[Entries taken from a collection]
──────────
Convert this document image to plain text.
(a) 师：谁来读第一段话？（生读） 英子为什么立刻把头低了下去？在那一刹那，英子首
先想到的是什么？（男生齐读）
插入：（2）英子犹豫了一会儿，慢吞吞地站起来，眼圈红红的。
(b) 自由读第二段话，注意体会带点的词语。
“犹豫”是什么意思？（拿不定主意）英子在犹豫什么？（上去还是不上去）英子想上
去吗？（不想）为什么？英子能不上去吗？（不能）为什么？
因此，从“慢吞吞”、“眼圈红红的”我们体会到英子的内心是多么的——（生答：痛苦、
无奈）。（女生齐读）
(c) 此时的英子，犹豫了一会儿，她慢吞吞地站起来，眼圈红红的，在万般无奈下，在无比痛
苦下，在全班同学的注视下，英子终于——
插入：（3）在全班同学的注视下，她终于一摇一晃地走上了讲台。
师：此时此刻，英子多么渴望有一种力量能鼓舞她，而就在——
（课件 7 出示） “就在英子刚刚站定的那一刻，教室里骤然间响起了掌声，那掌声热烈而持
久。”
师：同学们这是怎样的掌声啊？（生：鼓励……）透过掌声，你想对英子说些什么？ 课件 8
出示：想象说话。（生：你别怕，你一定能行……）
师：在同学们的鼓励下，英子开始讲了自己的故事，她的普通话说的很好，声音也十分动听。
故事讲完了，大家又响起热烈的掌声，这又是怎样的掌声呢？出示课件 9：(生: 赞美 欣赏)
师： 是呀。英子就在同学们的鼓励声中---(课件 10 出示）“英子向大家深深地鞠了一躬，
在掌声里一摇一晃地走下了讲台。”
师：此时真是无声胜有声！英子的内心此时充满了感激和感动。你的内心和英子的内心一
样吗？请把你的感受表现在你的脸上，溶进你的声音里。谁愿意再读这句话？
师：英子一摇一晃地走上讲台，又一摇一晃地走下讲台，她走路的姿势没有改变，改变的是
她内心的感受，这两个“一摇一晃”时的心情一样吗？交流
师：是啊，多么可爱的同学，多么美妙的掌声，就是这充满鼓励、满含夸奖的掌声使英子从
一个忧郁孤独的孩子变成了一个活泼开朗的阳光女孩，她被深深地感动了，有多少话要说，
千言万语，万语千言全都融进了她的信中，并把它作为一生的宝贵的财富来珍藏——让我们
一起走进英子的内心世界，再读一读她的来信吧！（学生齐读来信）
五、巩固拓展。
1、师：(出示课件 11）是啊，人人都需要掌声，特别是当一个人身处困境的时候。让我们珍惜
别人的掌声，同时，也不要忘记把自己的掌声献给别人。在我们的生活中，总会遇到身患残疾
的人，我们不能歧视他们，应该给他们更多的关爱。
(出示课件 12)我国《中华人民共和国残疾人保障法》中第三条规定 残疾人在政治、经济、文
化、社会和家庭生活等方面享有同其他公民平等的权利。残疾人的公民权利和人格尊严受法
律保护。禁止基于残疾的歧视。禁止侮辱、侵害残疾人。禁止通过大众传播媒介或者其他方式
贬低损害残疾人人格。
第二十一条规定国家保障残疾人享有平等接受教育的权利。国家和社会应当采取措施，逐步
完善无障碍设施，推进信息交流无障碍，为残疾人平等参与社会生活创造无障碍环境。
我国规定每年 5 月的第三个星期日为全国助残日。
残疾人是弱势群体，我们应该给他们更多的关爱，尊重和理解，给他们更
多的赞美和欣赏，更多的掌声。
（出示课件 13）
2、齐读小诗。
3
──────────
_WHAT THE TASK REQUIRES_. Give back all the records exactly as they stand.

_REPLY TO THE TASK_.
Convert this document image to plain text.
(a) 师：谁来读第一段话？（生读） 英子为什么立刻把头低了下去？在那一刹那，英子首
先想到的是什么？（男生齐读）
插入：（2）英子犹豫了一会儿，慢吞吞地站起来，眼圈红红的。
(b) 自由读第二段话，注意体会带点的词语。
“犹豫”是什么意思？（拿不定主意）英子在犹豫什么？（上去还是不上去）英子想上
去吗？（不想）为什么？英子能不上去吗？（不能）为什么？
因此，从“慢吞吞”、“眼圈红红的”我们体会到英子的内心是多么的——（生答：痛苦、
无奈）。（女生齐读）
(c) 此时的英子，犹豫了一会儿，她慢吞吞地站起来，眼圈红红的，在万般无奈下，在无比痛
苦下，在全班同学的注视下，英子终于——
插入：（3）在全班同学的注视下，她终于一摇一晃地走上了讲台。
师：此时此刻，英子多么渴望有一种力量能鼓舞她，而就在——
（课件 7 出示） “就在英子刚刚站定的那一刻，教室里骤然间响起了掌声，那掌声热烈而持
久。”
师：同学们这是怎样的掌声啊？（生：鼓励……）透过掌声，你想对英子说些什么？ 课件 8
出示：想象说话。（生：你别怕，你一定能行……）
师：在同学们的鼓励下，英子开始讲了自己的故事，她的普通话说的很好，声音也十分动听。
故事讲完了，大家又响起热烈的掌声，这又是怎样的掌声呢？出示课件 9：(生: 赞美 欣赏)
师： 是呀。英子就在同学们的鼓励声中---(课件 10 出示）“英子向大家深深地鞠了一躬，
在掌声里一摇一晃地走下了讲台。”
师：此时真是无声胜有声！英子的内心此时充满了感激和感动。你的内心和英子的内心一
样吗？请把你的感受表现在你的脸上，溶进你的声音里。谁愿意再读这句话？
师：英子一摇一晃地走上讲台，又一摇一晃地走下讲台，她走路的姿势没有改变，改变的是
她内心的感受，这两个“一摇一晃”时的心情一样吗？交流
师：是啊，多么可爱的同学，多么美妙的掌声，就是这充满鼓励、满含夸奖的掌声使英子从
一个忧郁孤独的孩子变成了一个活泼开朗的阳光女孩，她被深深地感动了，有多少话要说，
千言万语，万语千言全都融进了她的信中，并把它作为一生的宝贵的财富来珍藏——让我们
一起走进英子的内心世界，再读一读她的来信吧！（学生齐读来信）
五、巩固拓展。
1、师：(出示课件 11）是啊，人人都需要掌声，特别是当一个人身处困境的时候。让我们珍惜
别人的掌声，同时，也不要忘记把自己的掌声献给别人。在我们的生活中，总会遇到身患残疾
的人，我们不能歧视他们，应该给他们更多的关爱。
(出示课件 12)我国《中华人民共和国残疾人保障法》中第三条规定 残疾人在政治、经济、文
化、社会和家庭生活等方面享有同其他公民平等的权利。残疾人的公民权利和人格尊严受法
律保护。禁止基于残疾的歧视。禁止侮辱、侵害残疾人。禁止通过大众传播媒介或者其他方式
贬低损害残疾人人格。
第二十一条规定国家保障残疾人享有平等接受教育的权利。国家和社会应当采取措施，逐步
完善无障碍设施，推进信息交流无障碍，为残疾人平等参与社会生活创造无障碍环境。
我国规定每年 5 月的第三个星期日为全国助残日。
残疾人是弱势群体，我们应该给他们更多的关爱，尊重和理解，给他们更
多的赞美和欣赏，更多的掌声。
（出示课件 13）
2、齐读小诗。
3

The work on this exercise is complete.